The Supreme Court of Pennsylvania granted Turk and the First National Family’s petition for review on three issues:

  1. Whether, in cases where the compensatory damages award is substantial, a punitive-to-compensatory damages ratio exceeding 9:1 is presumptively unconstitutional under U.S. Supreme Court precedent?
  2. Whether in cases involving joint and several liability—where compensatory damages are awarded, cumulatively, against all defendants and not on an individualized basis—the constitutionally permissible ratio of punitive-to-compensatory damages is calculated on a per-judgment basis and not a per-defendant basis?
  3. Whether, in reviewing the constitutionality of a punitive damages award, a court cannot consider the speculative potential harm that the plaintiff could have suffered and introduce it as a post hoc justification for the award, especially when the plaintiff did not present evidence of potential harm to the jury?

(Data items)
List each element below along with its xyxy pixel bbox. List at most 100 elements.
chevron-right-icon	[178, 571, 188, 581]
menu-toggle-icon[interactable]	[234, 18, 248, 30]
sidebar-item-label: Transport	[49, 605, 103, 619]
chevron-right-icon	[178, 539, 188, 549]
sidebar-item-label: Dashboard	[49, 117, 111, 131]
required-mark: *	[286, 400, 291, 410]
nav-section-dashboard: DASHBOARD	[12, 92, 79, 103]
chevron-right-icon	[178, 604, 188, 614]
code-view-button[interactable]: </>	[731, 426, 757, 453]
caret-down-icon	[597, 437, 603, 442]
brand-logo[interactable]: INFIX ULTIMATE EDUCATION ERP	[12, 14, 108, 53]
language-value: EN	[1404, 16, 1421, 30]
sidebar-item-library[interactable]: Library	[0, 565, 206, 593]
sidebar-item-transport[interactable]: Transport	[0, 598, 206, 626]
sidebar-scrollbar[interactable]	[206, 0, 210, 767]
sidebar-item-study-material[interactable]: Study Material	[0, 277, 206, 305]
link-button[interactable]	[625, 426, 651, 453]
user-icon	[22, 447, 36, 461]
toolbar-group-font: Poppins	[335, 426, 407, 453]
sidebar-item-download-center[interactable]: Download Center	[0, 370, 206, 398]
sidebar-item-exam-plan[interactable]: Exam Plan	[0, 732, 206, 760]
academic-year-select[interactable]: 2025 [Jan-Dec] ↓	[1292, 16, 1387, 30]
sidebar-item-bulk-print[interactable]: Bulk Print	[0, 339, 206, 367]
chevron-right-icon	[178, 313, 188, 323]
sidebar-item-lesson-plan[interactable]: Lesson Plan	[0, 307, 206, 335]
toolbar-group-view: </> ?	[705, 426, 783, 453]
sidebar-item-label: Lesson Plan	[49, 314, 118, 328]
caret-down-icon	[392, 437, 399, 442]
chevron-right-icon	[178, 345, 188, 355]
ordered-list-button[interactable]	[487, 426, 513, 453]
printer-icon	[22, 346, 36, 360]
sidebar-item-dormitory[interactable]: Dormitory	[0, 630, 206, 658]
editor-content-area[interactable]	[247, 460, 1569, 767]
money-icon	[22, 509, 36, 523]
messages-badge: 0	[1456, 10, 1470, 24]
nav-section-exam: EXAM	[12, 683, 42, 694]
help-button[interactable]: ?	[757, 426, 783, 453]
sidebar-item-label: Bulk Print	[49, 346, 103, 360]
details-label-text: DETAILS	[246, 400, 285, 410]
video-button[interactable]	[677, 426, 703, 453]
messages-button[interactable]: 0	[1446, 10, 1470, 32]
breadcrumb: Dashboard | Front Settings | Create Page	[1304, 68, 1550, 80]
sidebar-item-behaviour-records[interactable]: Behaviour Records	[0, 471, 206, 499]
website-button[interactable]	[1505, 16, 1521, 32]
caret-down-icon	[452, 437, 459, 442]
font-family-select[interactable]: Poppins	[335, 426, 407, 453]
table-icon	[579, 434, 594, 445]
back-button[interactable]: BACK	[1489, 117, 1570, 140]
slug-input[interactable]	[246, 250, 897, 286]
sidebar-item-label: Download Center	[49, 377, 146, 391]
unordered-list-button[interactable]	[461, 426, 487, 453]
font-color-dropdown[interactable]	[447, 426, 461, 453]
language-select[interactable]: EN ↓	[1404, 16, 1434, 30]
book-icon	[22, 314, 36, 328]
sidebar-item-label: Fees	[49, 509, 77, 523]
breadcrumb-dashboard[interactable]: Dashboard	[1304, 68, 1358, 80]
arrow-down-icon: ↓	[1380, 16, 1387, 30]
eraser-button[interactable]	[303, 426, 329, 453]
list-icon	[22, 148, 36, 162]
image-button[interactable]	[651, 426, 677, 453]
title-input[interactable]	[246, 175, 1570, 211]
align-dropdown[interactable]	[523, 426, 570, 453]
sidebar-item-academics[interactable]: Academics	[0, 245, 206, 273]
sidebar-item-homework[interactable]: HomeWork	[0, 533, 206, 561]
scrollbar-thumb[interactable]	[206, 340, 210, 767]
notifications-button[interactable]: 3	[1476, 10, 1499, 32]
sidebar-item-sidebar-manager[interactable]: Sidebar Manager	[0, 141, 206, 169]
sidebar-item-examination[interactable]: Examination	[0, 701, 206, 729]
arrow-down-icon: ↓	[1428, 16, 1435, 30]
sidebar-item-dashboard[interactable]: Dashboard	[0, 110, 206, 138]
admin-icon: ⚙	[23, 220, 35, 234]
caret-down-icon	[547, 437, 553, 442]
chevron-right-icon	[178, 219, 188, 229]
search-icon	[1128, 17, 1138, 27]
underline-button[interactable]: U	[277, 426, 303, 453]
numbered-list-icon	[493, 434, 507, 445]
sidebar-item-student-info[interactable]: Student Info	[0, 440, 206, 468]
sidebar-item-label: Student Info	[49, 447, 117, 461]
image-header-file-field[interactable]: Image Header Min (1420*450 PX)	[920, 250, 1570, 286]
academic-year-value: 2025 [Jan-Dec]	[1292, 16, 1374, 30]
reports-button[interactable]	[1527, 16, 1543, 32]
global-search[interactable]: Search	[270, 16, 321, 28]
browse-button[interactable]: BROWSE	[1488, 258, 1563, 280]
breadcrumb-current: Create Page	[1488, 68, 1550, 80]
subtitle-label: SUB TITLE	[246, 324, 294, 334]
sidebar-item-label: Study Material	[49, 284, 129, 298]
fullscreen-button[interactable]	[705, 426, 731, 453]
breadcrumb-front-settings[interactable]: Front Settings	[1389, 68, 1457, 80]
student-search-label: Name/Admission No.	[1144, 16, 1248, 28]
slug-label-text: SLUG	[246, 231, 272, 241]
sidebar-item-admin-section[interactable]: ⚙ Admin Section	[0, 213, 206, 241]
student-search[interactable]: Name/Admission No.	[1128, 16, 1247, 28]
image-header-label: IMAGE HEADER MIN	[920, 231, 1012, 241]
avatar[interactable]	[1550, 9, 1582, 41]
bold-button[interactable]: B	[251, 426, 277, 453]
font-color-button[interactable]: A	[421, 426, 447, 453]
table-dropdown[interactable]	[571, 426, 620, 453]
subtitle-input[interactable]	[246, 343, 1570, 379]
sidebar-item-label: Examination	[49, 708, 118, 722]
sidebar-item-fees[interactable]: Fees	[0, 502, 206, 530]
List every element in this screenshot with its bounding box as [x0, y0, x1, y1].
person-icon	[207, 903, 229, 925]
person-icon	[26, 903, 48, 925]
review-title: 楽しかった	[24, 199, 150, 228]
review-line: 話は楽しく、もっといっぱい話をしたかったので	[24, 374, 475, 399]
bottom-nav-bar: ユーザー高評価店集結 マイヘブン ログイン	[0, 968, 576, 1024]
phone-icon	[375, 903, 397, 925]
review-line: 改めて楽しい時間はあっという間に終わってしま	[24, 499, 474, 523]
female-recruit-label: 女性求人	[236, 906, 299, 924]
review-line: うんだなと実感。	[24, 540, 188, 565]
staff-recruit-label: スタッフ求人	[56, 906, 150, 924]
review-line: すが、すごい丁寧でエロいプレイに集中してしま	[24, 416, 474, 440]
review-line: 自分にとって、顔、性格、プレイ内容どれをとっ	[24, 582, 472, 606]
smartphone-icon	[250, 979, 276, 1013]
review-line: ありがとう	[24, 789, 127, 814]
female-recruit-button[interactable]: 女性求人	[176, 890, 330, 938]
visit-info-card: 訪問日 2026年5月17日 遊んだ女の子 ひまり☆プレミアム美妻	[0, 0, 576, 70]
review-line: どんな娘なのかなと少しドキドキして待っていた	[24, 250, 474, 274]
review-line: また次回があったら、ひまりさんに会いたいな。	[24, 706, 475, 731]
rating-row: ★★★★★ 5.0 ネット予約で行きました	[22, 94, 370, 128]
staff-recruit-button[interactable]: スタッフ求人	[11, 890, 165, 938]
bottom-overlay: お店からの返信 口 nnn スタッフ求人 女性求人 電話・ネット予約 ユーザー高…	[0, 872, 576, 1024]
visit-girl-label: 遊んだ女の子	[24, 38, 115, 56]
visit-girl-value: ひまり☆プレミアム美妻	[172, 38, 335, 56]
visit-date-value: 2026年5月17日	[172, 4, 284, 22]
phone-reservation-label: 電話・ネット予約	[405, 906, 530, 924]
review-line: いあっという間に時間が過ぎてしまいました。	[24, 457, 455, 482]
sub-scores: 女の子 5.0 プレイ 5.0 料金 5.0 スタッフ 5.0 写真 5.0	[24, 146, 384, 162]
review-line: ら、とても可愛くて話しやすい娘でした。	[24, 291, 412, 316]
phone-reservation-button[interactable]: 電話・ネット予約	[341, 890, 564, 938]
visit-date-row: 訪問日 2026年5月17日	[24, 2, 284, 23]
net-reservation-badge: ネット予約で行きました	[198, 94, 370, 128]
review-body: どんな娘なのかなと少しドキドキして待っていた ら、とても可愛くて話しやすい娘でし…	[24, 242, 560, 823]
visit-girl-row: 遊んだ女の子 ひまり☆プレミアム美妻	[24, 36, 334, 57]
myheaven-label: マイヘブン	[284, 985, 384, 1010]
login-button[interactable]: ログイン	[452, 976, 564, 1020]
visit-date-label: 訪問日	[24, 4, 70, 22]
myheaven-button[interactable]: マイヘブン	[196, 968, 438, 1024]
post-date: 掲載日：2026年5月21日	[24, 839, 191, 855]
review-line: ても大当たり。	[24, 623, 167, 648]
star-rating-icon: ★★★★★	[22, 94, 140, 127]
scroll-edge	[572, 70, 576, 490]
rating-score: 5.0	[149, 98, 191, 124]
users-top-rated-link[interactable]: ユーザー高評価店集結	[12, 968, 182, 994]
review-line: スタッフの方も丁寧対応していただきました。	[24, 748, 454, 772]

TO BE DONE:
1. Quote the punitive damages passage word for word, starting at "1. Whether, in" and ending at "a per-defendant basis?".
2. In the punitive damages passage, whose petition for review did the Supreme Court of Pennsylvania grant?
3. Carry on the punitive damages passage from the point where it stops.
The records have nothing to do with the punitive damages passage.

ANSWER LIST:
1.
1. Whether, in cases where the compensatory damages award is substantial, a punitive-to-compensatory damages ratio exceeding 9:1 is presumptively unconstitutional under U.S. Supreme Court precedent?
  2. Whether in cases involving joint and several liability—where compensatory damages are awarded, cumulatively, against all defendants and not on an individualized basis—the constitutionally permissible ratio of punitive-to-compensatory damages is calculated on a per-judgment basis and not a per-defendant basis?

2. Turk and the First National Family's petition.

3.
Although these are issues of first impression for the Supreme Court of Pennsylvania, it is not the first court to grapple with the presumptive unconstitutionality of punitive-to-compensatory double-digit ratios.

In Simon v. San Paolo U.S. Holding Co., 113 P.3d 63, 77 (Cal. 2005), for example, the Supreme Court of California struck down a punitive damages award with a triple-digit damages ratio. The court interpreted the Supreme Court’s statement in State Farm to create a “presumption: ratios… significantly greater than 9 or 10 to 1 are suspect and, absent special justification (by, for example, extreme reprehensibility or unusually small, hard-to-detect or hard-to-measure compensatory damages), cannot survive appellate scrutiny under the due process clause.” The District Court for the Northern District of Alabama similarly concluded that “if the ratio of punitive to compensatory damages exceeds 9 (the highest possible single digit), a red flag goes up.”[7]

Other courts, however, have upheld double-digit ratios. The Supreme Court of Virginia, for example, upheld a punitive damages award in a driving-while-intoxicated case.[8] Although recognizing that the ratio should “generally be within single digits” the court concluded that “higher ratios may be constitutional where a defendant’s actions are exceptionally reprehensible but result in small economic damage.”[9]

As the Supreme Court seeks to provide guidance to lower courts to fairly and reasonably administer punitive damages awards consistent with U.S. Supreme Court precedent, Pennsylvania businesses should watch closely.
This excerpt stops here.